**Your goal**
Look through the entries and report how many lines include the word "sharply". Give the number alone.

(Rows from a figure dataset)
********

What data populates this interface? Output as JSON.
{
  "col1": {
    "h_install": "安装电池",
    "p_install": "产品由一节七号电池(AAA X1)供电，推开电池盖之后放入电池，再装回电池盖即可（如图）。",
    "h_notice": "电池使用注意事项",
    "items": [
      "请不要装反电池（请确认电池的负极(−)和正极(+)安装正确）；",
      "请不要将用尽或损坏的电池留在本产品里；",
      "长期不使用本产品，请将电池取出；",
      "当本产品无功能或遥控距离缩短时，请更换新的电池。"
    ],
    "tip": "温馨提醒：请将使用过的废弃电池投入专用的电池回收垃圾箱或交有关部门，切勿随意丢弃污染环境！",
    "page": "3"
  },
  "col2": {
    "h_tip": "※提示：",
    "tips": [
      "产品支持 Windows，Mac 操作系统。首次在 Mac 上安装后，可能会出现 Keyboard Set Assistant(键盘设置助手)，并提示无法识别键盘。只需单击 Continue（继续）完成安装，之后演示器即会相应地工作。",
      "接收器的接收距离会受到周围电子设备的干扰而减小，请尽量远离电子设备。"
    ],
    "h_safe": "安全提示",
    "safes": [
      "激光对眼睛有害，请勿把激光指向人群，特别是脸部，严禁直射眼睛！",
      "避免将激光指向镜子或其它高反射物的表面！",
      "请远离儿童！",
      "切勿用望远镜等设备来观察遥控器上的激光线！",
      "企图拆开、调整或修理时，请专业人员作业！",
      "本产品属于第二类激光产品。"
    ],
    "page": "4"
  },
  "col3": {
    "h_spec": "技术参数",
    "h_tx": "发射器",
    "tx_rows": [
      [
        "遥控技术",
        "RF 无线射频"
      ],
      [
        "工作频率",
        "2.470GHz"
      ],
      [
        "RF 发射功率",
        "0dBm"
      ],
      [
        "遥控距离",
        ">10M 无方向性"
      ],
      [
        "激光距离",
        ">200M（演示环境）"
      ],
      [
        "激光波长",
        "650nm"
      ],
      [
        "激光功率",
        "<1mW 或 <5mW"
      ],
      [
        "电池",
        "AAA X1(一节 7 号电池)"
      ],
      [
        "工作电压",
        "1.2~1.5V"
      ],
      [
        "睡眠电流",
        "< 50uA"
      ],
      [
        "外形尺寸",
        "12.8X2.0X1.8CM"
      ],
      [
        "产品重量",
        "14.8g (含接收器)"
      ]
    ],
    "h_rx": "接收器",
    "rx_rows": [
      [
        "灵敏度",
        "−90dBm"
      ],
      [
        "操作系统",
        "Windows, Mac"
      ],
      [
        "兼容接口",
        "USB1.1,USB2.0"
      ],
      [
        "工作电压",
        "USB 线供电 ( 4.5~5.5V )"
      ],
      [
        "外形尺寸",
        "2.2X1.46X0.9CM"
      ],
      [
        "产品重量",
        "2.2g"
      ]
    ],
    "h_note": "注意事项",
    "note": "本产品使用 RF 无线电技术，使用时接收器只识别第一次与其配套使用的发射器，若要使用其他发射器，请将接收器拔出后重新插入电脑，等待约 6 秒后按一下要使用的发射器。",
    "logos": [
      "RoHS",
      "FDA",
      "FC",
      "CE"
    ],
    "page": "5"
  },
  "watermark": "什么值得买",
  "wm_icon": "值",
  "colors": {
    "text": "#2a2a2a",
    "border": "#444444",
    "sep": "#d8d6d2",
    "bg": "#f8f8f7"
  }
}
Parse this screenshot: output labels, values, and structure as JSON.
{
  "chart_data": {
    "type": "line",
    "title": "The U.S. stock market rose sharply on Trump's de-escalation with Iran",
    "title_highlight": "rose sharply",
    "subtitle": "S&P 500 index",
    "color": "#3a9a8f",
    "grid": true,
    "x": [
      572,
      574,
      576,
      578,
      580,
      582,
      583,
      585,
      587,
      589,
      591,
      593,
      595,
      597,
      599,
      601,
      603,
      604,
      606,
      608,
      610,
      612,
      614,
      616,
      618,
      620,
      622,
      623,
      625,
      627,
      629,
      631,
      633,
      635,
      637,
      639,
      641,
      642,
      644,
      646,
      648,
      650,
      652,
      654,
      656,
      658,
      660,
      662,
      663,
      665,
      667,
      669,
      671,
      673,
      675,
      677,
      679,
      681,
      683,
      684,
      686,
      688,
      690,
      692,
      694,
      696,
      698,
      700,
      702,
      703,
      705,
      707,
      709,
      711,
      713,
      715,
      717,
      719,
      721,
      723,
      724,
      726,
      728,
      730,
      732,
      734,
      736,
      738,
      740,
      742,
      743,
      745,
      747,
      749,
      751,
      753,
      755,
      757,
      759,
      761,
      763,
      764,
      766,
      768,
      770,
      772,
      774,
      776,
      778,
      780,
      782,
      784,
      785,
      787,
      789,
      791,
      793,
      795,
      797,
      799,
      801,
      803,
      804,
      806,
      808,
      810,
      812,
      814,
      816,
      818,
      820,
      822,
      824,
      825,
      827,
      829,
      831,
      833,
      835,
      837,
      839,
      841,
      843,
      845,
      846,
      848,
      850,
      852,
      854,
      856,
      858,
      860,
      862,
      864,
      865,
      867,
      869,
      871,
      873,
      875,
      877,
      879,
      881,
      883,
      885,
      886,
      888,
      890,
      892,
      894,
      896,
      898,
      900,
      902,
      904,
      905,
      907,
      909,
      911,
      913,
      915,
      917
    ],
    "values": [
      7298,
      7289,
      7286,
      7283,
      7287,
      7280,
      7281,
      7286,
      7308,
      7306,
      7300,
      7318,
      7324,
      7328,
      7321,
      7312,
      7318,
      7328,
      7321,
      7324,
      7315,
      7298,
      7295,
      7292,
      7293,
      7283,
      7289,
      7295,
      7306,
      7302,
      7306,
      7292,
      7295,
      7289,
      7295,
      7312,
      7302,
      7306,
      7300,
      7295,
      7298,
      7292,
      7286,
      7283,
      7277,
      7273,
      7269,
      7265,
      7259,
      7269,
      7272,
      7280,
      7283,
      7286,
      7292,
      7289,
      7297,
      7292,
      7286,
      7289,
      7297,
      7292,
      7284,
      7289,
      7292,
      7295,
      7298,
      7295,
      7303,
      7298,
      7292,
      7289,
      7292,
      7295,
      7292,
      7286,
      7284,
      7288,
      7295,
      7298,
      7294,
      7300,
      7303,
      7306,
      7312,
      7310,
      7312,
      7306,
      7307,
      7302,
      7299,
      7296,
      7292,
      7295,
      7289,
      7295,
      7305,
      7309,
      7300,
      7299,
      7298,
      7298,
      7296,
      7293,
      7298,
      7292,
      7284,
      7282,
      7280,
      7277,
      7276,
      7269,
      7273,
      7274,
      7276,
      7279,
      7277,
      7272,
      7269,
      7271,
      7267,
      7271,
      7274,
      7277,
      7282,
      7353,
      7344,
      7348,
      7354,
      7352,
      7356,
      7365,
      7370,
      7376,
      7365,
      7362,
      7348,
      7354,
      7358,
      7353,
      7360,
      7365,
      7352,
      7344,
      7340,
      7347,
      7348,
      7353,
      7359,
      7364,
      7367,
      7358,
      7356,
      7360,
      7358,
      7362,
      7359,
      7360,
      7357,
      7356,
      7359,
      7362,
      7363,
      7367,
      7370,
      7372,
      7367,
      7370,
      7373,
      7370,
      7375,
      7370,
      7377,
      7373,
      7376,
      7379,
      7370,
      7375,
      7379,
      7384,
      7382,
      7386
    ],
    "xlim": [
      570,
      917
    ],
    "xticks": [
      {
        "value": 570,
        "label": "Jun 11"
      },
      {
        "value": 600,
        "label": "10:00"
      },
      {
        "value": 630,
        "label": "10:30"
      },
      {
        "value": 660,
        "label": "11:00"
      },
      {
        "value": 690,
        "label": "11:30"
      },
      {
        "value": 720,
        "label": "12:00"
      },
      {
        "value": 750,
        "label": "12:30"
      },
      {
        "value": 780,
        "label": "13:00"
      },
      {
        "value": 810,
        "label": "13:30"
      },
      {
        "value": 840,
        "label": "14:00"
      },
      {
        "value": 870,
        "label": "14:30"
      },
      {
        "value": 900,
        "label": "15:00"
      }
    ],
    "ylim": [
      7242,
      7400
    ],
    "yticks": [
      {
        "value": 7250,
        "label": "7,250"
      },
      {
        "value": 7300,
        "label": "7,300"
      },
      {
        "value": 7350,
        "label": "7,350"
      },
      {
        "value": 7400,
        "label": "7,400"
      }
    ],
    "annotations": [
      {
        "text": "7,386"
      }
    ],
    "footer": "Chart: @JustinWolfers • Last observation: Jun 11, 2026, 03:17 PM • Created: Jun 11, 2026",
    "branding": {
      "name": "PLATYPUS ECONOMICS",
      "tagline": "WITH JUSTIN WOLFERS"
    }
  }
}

********

**Full response**
2